▶ What the exercise asks:
Transcribe all of the data exactly. Omit the pictures.

** begin **

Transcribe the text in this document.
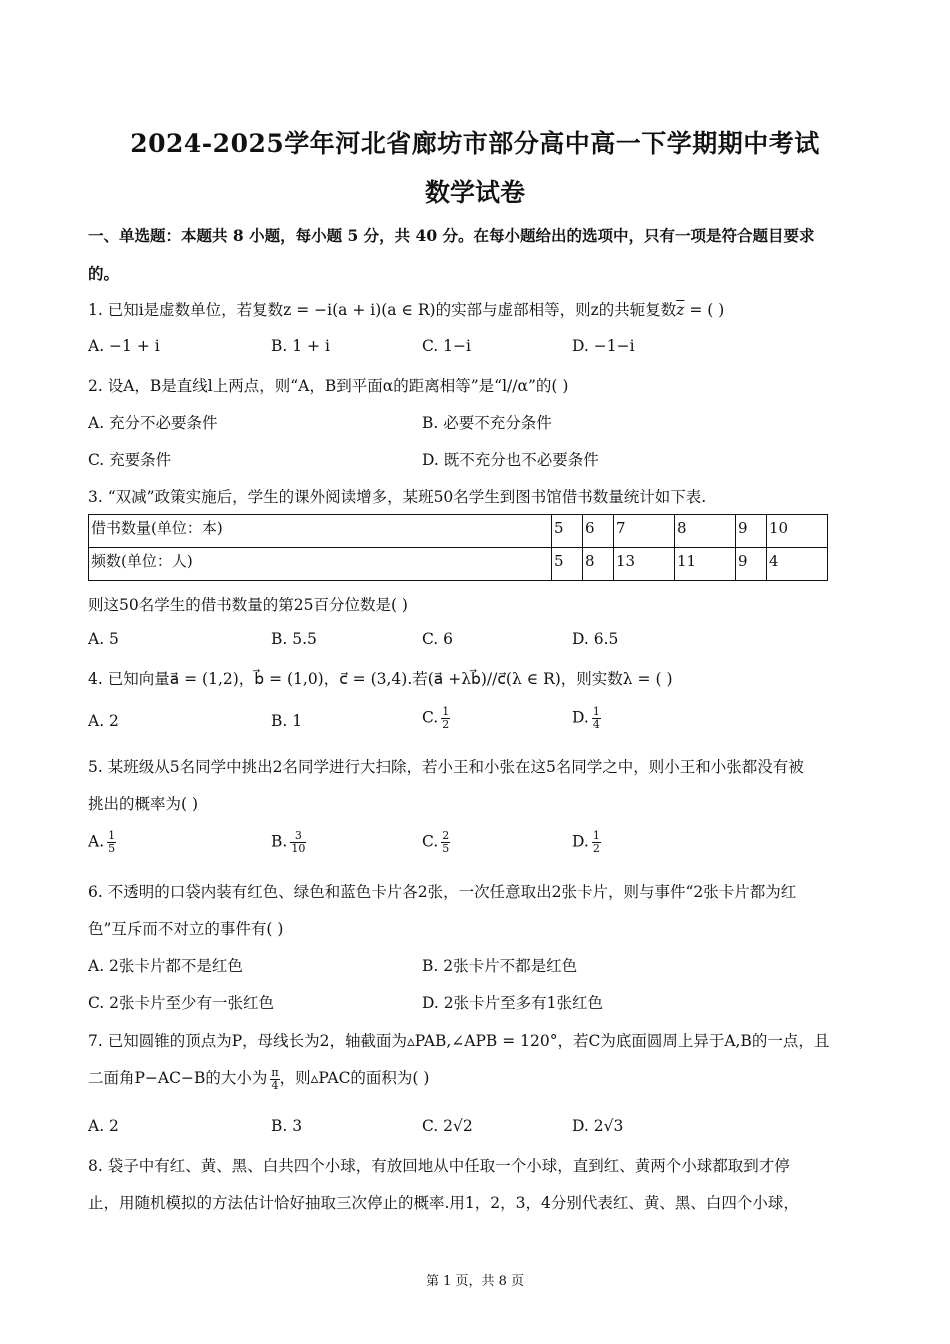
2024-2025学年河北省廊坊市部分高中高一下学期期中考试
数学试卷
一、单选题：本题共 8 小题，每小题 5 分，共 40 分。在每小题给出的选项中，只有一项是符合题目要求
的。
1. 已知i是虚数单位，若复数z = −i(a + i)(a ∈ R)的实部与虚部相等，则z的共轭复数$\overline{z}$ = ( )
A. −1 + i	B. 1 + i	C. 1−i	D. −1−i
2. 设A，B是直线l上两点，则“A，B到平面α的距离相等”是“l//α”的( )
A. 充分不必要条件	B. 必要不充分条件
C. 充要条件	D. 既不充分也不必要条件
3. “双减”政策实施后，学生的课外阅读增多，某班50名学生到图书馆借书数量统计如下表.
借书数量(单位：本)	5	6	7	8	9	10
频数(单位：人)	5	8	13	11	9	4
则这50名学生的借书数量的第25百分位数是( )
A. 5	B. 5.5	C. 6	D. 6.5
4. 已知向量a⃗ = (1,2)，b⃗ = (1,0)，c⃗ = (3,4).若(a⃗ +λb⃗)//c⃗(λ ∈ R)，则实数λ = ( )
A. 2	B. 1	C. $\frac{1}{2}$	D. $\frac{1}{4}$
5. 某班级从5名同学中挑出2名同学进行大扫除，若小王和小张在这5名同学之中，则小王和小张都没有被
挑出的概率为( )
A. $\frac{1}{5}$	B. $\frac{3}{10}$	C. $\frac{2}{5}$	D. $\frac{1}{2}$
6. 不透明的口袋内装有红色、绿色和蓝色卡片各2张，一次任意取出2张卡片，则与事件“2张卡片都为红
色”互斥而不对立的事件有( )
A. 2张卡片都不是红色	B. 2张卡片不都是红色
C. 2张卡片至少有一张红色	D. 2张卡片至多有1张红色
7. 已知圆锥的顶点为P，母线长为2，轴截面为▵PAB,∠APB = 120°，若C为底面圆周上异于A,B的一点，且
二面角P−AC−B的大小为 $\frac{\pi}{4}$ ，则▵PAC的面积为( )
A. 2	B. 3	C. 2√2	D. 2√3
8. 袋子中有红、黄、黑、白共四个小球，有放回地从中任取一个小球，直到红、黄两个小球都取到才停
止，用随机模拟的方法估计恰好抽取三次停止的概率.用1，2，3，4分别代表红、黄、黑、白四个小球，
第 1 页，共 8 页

** end **

▶ Result for this exercise:
Transcribe the text in this document.
2024-2025学年河北省廊坊市部分高中高一下学期期中考试
数学试卷
一、单选题：本题共 8 小题，每小题 5 分，共 40 分。在每小题给出的选项中，只有一项是符合题目要求
的。
1. 已知i是虚数单位，若复数z = −i(a + i)(a ∈ R)的实部与虚部相等，则z的共轭复数$\overline{z}$ = ( )
A. −1 + i	B. 1 + i	C. 1−i	D. −1−i
2. 设A，B是直线l上两点，则“A，B到平面α的距离相等”是“l//α”的( )
A. 充分不必要条件	B. 必要不充分条件
C. 充要条件	D. 既不充分也不必要条件
3. “双减”政策实施后，学生的课外阅读增多，某班50名学生到图书馆借书数量统计如下表.
借书数量(单位：本)	5	6	7	8	9	10
频数(单位：人)	5	8	13	11	9	4
则这50名学生的借书数量的第25百分位数是( )
A. 5	B. 5.5	C. 6	D. 6.5
4. 已知向量a⃗ = (1,2)，b⃗ = (1,0)，c⃗ = (3,4).若(a⃗ +λb⃗)//c⃗(λ ∈ R)，则实数λ = ( )
A. 2	B. 1	C. $\frac{1}{2}$	D. $\frac{1}{4}$
5. 某班级从5名同学中挑出2名同学进行大扫除，若小王和小张在这5名同学之中，则小王和小张都没有被
挑出的概率为( )
A. $\frac{1}{5}$	B. $\frac{3}{10}$	C. $\frac{2}{5}$	D. $\frac{1}{2}$
6. 不透明的口袋内装有红色、绿色和蓝色卡片各2张，一次任意取出2张卡片，则与事件“2张卡片都为红
色”互斥而不对立的事件有( )
A. 2张卡片都不是红色	B. 2张卡片不都是红色
C. 2张卡片至少有一张红色	D. 2张卡片至多有1张红色
7. 已知圆锥的顶点为P，母线长为2，轴截面为▵PAB,∠APB = 120°，若C为底面圆周上异于A,B的一点，且
二面角P−AC−B的大小为 $\frac{\pi}{4}$ ，则▵PAC的面积为( )
A. 2	B. 3	C. 2√2	D. 2√3
8. 袋子中有红、黄、黑、白共四个小球，有放回地从中任取一个小球，直到红、黄两个小球都取到才停
止，用随机模拟的方法估计恰好抽取三次停止的概率.用1，2，3，4分别代表红、黄、黑、白四个小球，
第 1 页，共 8 页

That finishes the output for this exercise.